[Collected data entries]
^^^^^^^^^^^^^^^^
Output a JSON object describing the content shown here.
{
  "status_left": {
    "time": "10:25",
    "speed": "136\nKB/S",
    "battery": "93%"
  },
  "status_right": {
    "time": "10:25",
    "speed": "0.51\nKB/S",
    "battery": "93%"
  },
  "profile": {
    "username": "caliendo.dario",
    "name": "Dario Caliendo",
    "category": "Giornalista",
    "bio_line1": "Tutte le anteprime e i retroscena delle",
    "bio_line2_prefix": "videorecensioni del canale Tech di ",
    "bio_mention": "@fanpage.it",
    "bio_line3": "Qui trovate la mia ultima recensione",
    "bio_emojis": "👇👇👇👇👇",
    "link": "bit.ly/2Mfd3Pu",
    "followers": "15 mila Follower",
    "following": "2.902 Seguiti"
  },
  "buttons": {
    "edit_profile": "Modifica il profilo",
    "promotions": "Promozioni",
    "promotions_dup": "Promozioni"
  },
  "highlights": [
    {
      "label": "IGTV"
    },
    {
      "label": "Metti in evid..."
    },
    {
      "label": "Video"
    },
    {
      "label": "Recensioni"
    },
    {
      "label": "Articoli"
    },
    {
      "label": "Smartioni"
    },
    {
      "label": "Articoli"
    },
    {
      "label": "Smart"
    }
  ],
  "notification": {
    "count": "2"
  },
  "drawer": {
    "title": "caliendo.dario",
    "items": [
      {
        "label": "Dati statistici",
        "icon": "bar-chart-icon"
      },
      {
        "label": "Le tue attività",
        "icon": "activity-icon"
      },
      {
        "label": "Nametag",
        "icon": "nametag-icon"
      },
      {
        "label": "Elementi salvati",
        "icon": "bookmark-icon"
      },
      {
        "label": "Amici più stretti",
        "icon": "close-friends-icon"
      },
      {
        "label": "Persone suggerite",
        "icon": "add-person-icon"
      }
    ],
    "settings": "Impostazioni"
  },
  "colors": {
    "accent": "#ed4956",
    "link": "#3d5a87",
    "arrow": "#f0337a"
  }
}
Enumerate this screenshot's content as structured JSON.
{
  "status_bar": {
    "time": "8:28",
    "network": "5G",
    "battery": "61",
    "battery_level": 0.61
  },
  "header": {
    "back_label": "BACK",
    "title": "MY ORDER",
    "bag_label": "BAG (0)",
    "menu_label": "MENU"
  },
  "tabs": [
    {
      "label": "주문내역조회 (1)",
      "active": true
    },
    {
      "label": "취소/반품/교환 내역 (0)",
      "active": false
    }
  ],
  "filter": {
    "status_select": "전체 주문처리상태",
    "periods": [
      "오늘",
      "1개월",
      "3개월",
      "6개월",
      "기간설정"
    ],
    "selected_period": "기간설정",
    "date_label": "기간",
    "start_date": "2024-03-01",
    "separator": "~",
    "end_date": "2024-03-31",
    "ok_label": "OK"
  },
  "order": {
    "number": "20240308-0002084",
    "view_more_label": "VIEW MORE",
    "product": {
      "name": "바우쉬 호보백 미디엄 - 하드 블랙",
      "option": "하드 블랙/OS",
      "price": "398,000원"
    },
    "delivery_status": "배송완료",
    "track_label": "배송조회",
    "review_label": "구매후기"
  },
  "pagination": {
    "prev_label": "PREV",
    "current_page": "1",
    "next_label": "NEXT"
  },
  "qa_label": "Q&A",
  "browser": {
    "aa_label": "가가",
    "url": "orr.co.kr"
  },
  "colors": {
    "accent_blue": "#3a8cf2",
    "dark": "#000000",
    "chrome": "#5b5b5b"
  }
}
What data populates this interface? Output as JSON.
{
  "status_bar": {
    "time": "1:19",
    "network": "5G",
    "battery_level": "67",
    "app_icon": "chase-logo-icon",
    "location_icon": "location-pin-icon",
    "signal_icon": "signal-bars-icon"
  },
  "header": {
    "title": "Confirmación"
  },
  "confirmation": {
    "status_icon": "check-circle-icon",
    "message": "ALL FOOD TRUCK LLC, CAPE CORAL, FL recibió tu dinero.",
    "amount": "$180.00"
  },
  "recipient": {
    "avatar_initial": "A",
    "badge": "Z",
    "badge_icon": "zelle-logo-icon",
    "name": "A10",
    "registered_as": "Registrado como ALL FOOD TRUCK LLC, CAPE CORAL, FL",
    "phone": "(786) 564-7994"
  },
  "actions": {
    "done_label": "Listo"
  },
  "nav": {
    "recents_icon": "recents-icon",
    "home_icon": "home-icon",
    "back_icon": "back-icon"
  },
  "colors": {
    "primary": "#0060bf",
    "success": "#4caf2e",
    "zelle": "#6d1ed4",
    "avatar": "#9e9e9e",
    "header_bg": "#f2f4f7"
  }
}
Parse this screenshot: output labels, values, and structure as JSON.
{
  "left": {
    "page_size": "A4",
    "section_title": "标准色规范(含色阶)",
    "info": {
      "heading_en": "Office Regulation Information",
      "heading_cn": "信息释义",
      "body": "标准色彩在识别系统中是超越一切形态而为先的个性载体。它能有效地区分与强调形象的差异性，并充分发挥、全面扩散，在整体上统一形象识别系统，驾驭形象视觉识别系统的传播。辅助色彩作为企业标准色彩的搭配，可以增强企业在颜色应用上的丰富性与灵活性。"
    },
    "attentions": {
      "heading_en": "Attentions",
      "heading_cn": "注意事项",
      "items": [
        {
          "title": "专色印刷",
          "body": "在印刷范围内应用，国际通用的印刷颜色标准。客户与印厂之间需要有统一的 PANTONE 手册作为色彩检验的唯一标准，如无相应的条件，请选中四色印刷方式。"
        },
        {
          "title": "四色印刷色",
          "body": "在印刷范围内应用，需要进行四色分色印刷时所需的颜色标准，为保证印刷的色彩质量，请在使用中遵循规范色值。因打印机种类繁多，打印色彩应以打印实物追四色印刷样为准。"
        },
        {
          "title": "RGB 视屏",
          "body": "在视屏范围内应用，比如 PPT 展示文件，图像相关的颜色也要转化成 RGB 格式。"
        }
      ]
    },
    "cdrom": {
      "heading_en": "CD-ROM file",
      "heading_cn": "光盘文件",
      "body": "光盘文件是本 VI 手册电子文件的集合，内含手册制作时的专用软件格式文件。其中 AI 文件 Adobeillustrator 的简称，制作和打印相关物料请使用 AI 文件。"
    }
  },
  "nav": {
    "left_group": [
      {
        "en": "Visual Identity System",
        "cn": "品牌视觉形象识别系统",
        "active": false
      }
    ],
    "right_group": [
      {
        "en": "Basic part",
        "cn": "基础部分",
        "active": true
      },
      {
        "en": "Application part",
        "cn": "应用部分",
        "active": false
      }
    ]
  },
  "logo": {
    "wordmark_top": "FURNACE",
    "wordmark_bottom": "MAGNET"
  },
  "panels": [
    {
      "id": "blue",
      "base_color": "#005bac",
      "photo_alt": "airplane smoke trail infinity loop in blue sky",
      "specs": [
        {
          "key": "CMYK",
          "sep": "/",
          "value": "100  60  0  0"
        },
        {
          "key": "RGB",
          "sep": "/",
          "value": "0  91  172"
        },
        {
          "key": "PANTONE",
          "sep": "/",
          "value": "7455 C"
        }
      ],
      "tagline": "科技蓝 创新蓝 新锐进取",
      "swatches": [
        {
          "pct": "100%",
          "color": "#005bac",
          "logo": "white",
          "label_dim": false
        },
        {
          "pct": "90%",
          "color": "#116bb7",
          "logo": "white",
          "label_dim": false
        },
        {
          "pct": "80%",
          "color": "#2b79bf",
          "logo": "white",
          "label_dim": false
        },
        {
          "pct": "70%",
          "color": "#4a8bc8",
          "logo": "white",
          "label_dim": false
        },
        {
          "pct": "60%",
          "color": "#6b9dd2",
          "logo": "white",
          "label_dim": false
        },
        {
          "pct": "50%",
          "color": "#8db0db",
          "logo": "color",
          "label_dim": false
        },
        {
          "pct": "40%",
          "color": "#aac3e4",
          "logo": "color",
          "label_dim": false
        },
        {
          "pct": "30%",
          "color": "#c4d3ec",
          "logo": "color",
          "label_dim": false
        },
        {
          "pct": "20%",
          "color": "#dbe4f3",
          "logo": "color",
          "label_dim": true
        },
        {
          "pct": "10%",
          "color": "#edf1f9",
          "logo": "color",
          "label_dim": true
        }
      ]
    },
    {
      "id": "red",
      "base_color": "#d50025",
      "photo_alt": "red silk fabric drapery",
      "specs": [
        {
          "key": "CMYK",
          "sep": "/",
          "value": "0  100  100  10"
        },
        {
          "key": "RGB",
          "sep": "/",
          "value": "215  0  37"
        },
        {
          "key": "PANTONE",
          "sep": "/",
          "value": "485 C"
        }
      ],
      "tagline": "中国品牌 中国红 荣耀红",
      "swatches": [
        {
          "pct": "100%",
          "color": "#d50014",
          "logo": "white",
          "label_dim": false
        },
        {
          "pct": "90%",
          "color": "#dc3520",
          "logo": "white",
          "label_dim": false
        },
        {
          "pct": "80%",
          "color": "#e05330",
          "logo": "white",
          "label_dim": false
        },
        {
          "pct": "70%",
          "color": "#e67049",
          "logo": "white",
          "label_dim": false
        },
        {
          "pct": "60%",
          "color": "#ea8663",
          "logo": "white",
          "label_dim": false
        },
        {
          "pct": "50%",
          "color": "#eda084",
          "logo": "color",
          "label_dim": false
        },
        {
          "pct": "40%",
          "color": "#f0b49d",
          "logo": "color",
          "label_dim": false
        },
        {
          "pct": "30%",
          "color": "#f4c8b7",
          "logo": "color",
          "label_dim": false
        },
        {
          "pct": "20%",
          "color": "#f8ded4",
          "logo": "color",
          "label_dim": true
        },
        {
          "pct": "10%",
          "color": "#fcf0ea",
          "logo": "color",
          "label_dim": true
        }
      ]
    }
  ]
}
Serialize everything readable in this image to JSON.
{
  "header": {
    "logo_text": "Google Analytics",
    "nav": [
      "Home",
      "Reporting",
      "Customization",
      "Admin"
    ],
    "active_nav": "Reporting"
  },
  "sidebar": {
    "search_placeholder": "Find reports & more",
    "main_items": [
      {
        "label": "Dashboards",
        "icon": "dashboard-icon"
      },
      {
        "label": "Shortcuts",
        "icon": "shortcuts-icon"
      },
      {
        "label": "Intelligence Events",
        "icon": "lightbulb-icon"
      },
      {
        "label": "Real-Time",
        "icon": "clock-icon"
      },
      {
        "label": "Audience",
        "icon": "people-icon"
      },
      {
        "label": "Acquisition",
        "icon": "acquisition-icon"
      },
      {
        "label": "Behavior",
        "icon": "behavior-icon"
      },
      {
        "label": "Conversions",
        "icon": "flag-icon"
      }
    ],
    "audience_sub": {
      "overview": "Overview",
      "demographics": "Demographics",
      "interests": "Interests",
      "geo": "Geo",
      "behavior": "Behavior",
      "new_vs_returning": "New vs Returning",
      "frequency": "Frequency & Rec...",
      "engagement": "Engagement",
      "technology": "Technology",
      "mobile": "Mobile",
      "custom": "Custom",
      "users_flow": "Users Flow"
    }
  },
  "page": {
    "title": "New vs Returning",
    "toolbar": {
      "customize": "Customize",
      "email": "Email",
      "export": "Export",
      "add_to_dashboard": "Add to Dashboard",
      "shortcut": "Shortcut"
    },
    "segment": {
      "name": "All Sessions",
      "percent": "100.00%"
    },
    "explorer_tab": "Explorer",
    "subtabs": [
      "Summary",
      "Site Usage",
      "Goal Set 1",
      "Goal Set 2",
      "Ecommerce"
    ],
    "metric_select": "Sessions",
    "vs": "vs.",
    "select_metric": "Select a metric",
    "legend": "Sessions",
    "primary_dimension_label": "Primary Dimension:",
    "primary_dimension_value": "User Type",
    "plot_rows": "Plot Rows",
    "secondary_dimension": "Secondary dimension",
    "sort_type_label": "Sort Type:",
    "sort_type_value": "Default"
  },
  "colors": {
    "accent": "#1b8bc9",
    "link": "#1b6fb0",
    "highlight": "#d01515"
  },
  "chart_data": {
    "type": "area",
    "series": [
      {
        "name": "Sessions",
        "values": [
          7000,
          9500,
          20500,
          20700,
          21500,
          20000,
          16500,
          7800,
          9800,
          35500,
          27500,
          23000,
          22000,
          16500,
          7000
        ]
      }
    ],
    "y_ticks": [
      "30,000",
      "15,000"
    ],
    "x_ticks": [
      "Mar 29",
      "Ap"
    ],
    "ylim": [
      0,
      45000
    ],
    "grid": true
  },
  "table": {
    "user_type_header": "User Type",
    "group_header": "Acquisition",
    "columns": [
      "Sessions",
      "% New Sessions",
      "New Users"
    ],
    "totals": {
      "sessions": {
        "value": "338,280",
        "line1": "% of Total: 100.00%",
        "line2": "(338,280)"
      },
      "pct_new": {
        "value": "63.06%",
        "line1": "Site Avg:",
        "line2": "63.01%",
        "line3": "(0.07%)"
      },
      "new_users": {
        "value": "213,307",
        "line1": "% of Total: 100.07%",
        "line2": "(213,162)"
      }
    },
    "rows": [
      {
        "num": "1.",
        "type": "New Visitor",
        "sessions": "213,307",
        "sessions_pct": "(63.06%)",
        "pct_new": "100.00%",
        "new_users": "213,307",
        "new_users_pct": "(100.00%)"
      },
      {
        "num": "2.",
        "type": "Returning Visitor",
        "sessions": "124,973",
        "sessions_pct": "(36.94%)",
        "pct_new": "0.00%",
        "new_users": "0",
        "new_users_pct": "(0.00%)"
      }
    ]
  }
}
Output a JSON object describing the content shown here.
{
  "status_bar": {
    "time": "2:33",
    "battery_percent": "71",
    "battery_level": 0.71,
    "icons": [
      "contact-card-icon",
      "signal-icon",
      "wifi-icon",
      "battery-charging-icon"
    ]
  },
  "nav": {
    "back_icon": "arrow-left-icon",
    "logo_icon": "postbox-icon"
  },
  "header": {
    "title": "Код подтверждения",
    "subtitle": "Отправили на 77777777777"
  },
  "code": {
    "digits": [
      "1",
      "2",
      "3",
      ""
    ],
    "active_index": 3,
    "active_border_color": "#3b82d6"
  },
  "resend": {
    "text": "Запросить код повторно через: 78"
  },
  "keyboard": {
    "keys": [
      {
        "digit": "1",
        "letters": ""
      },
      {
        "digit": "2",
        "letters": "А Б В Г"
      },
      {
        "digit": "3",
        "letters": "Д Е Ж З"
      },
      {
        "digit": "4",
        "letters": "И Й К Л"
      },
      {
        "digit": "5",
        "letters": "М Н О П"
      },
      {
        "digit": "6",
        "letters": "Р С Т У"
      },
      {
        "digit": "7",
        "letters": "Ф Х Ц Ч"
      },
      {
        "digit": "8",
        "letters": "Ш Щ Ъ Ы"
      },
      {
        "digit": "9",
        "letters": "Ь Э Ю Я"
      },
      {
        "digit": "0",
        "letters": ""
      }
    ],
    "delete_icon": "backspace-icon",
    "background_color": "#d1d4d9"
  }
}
^^^^^^^^^^^^^^^^
→ Task instructions: In the material above, show every line where the word "Visitor" turns up.

→ Right answer:
        "type": "New Visitor",
        "type": "Returning Visitor",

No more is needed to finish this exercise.